#### Input for this task

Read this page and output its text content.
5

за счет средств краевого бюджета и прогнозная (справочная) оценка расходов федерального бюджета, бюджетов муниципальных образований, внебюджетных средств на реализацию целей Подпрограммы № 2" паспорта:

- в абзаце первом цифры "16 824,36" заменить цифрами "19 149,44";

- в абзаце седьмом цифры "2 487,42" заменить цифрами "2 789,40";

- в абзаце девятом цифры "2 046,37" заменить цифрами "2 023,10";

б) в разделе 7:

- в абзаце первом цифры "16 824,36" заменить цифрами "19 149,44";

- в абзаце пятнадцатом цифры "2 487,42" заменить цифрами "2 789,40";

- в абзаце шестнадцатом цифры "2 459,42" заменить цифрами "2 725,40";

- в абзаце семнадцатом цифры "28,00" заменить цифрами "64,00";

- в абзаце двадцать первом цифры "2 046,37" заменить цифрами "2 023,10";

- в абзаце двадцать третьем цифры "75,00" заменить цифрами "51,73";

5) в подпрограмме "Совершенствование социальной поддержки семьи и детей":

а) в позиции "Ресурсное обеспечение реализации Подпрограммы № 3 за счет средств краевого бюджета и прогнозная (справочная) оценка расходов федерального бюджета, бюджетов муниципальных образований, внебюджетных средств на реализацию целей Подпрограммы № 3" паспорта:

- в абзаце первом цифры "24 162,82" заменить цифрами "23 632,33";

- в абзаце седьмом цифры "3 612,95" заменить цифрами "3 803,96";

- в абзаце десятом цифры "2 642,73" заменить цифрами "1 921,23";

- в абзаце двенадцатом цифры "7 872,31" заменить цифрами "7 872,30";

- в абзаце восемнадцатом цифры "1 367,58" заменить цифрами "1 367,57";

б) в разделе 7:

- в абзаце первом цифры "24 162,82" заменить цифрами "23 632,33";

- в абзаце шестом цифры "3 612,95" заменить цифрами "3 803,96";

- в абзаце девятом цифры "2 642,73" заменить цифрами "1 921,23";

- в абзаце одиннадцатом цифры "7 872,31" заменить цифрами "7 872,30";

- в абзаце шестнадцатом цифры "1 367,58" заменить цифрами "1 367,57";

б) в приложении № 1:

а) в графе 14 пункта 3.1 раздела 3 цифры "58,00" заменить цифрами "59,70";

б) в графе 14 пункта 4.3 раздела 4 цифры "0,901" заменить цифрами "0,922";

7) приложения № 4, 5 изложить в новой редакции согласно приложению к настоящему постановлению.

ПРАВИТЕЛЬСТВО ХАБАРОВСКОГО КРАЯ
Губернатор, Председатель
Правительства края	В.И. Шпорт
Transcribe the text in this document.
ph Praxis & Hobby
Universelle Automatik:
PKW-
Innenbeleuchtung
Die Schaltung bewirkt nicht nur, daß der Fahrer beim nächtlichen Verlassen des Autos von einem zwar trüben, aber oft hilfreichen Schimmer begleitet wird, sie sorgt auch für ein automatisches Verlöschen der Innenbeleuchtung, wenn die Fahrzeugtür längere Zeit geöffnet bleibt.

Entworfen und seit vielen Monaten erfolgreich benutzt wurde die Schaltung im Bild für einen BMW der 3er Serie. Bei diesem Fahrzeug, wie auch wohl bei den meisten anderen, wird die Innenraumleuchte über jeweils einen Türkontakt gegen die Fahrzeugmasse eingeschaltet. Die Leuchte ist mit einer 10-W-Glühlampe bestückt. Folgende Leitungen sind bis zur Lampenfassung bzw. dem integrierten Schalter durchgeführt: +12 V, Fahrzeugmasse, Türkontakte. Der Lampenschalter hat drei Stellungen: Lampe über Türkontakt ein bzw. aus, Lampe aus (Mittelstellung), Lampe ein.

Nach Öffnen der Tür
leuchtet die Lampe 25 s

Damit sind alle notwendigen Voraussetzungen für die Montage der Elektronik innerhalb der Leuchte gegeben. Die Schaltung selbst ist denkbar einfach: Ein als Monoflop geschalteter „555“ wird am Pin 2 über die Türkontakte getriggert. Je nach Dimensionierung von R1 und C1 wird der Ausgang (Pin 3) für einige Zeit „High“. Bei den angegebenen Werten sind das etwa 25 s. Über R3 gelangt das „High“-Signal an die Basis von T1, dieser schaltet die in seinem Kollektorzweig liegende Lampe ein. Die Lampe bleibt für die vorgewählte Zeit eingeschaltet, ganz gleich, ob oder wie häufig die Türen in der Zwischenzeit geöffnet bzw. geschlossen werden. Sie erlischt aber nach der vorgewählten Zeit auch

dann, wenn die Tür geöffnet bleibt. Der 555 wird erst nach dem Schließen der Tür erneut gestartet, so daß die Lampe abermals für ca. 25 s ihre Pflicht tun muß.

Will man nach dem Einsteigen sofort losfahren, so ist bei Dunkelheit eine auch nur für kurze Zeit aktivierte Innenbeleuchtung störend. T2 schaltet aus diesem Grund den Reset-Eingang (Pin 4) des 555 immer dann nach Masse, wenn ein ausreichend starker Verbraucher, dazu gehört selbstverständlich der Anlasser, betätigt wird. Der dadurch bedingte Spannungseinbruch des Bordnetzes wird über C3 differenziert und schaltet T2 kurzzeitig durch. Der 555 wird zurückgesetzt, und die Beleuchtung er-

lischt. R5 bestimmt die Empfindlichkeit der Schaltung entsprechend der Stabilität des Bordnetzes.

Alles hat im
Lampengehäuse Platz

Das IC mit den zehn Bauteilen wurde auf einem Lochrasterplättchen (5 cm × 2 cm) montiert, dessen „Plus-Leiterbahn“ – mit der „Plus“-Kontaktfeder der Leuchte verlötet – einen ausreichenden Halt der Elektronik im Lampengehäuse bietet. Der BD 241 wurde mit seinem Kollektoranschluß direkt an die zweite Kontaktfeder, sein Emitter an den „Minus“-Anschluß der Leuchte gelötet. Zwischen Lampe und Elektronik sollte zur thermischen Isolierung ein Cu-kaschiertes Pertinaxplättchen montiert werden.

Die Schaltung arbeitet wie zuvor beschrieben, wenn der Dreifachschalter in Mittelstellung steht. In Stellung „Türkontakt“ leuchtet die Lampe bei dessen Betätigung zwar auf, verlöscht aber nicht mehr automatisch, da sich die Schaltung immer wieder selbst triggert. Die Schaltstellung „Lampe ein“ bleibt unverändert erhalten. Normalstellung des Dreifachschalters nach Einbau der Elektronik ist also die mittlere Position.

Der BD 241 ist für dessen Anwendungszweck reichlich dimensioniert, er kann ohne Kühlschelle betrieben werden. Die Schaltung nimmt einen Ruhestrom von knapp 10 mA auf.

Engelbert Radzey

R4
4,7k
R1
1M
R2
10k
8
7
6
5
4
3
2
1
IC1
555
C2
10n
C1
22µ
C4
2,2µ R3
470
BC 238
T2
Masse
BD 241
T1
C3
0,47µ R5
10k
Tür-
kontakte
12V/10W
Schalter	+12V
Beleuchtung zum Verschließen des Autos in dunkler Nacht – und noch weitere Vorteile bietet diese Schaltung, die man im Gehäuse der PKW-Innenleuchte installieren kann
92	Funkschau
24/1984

########

- Exercise objective -
Quote the entire listing above exactly.

- Output for this task -
Read this page and output its text content.
5

за счет средств краевого бюджета и прогнозная (справочная) оценка расходов федерального бюджета, бюджетов муниципальных образований, внебюджетных средств на реализацию целей Подпрограммы № 2" паспорта:

- в абзаце первом цифры "16 824,36" заменить цифрами "19 149,44";

- в абзаце седьмом цифры "2 487,42" заменить цифрами "2 789,40";

- в абзаце девятом цифры "2 046,37" заменить цифрами "2 023,10";

б) в разделе 7:

- в абзаце первом цифры "16 824,36" заменить цифрами "19 149,44";

- в абзаце пятнадцатом цифры "2 487,42" заменить цифрами "2 789,40";

- в абзаце шестнадцатом цифры "2 459,42" заменить цифрами "2 725,40";

- в абзаце семнадцатом цифры "28,00" заменить цифрами "64,00";

- в абзаце двадцать первом цифры "2 046,37" заменить цифрами "2 023,10";

- в абзаце двадцать третьем цифры "75,00" заменить цифрами "51,73";

5) в подпрограмме "Совершенствование социальной поддержки семьи и детей":

а) в позиции "Ресурсное обеспечение реализации Подпрограммы № 3 за счет средств краевого бюджета и прогнозная (справочная) оценка расходов федерального бюджета, бюджетов муниципальных образований, внебюджетных средств на реализацию целей Подпрограммы № 3" паспорта:

- в абзаце первом цифры "24 162,82" заменить цифрами "23 632,33";

- в абзаце седьмом цифры "3 612,95" заменить цифрами "3 803,96";

- в абзаце десятом цифры "2 642,73" заменить цифрами "1 921,23";

- в абзаце двенадцатом цифры "7 872,31" заменить цифрами "7 872,30";

- в абзаце восемнадцатом цифры "1 367,58" заменить цифрами "1 367,57";

б) в разделе 7:

- в абзаце первом цифры "24 162,82" заменить цифрами "23 632,33";

- в абзаце шестом цифры "3 612,95" заменить цифрами "3 803,96";

- в абзаце девятом цифры "2 642,73" заменить цифрами "1 921,23";

- в абзаце одиннадцатом цифры "7 872,31" заменить цифрами "7 872,30";

- в абзаце шестнадцатом цифры "1 367,58" заменить цифрами "1 367,57";

б) в приложении № 1:

а) в графе 14 пункта 3.1 раздела 3 цифры "58,00" заменить цифрами "59,70";

б) в графе 14 пункта 4.3 раздела 4 цифры "0,901" заменить цифрами "0,922";

7) приложения № 4, 5 изложить в новой редакции согласно приложению к настоящему постановлению.

ПРАВИТЕЛЬСТВО ХАБАРОВСКОГО КРАЯ
Губернатор, Председатель
Правительства края	В.И. Шпорт
Transcribe the text in this document.
ph Praxis & Hobby
Universelle Automatik:
PKW-
Innenbeleuchtung
Die Schaltung bewirkt nicht nur, daß der Fahrer beim nächtlichen Verlassen des Autos von einem zwar trüben, aber oft hilfreichen Schimmer begleitet wird, sie sorgt auch für ein automatisches Verlöschen der Innenbeleuchtung, wenn die Fahrzeugtür längere Zeit geöffnet bleibt.

Entworfen und seit vielen Monaten erfolgreich benutzt wurde die Schaltung im Bild für einen BMW der 3er Serie. Bei diesem Fahrzeug, wie auch wohl bei den meisten anderen, wird die Innenraumleuchte über jeweils einen Türkontakt gegen die Fahrzeugmasse eingeschaltet. Die Leuchte ist mit einer 10-W-Glühlampe bestückt. Folgende Leitungen sind bis zur Lampenfassung bzw. dem integrierten Schalter durchgeführt: +12 V, Fahrzeugmasse, Türkontakte. Der Lampenschalter hat drei Stellungen: Lampe über Türkontakt ein bzw. aus, Lampe aus (Mittelstellung), Lampe ein.

Nach Öffnen der Tür
leuchtet die Lampe 25 s

Damit sind alle notwendigen Voraussetzungen für die Montage der Elektronik innerhalb der Leuchte gegeben. Die Schaltung selbst ist denkbar einfach: Ein als Monoflop geschalteter „555“ wird am Pin 2 über die Türkontakte getriggert. Je nach Dimensionierung von R1 und C1 wird der Ausgang (Pin 3) für einige Zeit „High“. Bei den angegebenen Werten sind das etwa 25 s. Über R3 gelangt das „High“-Signal an die Basis von T1, dieser schaltet die in seinem Kollektorzweig liegende Lampe ein. Die Lampe bleibt für die vorgewählte Zeit eingeschaltet, ganz gleich, ob oder wie häufig die Türen in der Zwischenzeit geöffnet bzw. geschlossen werden. Sie erlischt aber nach der vorgewählten Zeit auch

dann, wenn die Tür geöffnet bleibt. Der 555 wird erst nach dem Schließen der Tür erneut gestartet, so daß die Lampe abermals für ca. 25 s ihre Pflicht tun muß.

Will man nach dem Einsteigen sofort losfahren, so ist bei Dunkelheit eine auch nur für kurze Zeit aktivierte Innenbeleuchtung störend. T2 schaltet aus diesem Grund den Reset-Eingang (Pin 4) des 555 immer dann nach Masse, wenn ein ausreichend starker Verbraucher, dazu gehört selbstverständlich der Anlasser, betätigt wird. Der dadurch bedingte Spannungseinbruch des Bordnetzes wird über C3 differenziert und schaltet T2 kurzzeitig durch. Der 555 wird zurückgesetzt, und die Beleuchtung er-

lischt. R5 bestimmt die Empfindlichkeit der Schaltung entsprechend der Stabilität des Bordnetzes.

Alles hat im
Lampengehäuse Platz

Das IC mit den zehn Bauteilen wurde auf einem Lochrasterplättchen (5 cm × 2 cm) montiert, dessen „Plus-Leiterbahn“ – mit der „Plus“-Kontaktfeder der Leuchte verlötet – einen ausreichenden Halt der Elektronik im Lampengehäuse bietet. Der BD 241 wurde mit seinem Kollektoranschluß direkt an die zweite Kontaktfeder, sein Emitter an den „Minus“-Anschluß der Leuchte gelötet. Zwischen Lampe und Elektronik sollte zur thermischen Isolierung ein Cu-kaschiertes Pertinaxplättchen montiert werden.

Die Schaltung arbeitet wie zuvor beschrieben, wenn der Dreifachschalter in Mittelstellung steht. In Stellung „Türkontakt“ leuchtet die Lampe bei dessen Betätigung zwar auf, verlöscht aber nicht mehr automatisch, da sich die Schaltung immer wieder selbst triggert. Die Schaltstellung „Lampe ein“ bleibt unverändert erhalten. Normalstellung des Dreifachschalters nach Einbau der Elektronik ist also die mittlere Position.

Der BD 241 ist für dessen Anwendungszweck reichlich dimensioniert, er kann ohne Kühlschelle betrieben werden. Die Schaltung nimmt einen Ruhestrom von knapp 10 mA auf.

Engelbert Radzey

R4
4,7k
R1
1M
R2
10k
8
7
6
5
4
3
2
1
IC1
555
C2
10n
C1
22µ
C4
2,2µ R3
470
BC 238
T2
Masse
BD 241
T1
C3
0,47µ R5
10k
Tür-
kontakte
12V/10W
Schalter	+12V
Beleuchtung zum Verschließen des Autos in dunkler Nacht – und noch weitere Vorteile bietet diese Schaltung, die man im Gehäuse der PKW-Innenleuchte installieren kann
92	Funkschau
24/1984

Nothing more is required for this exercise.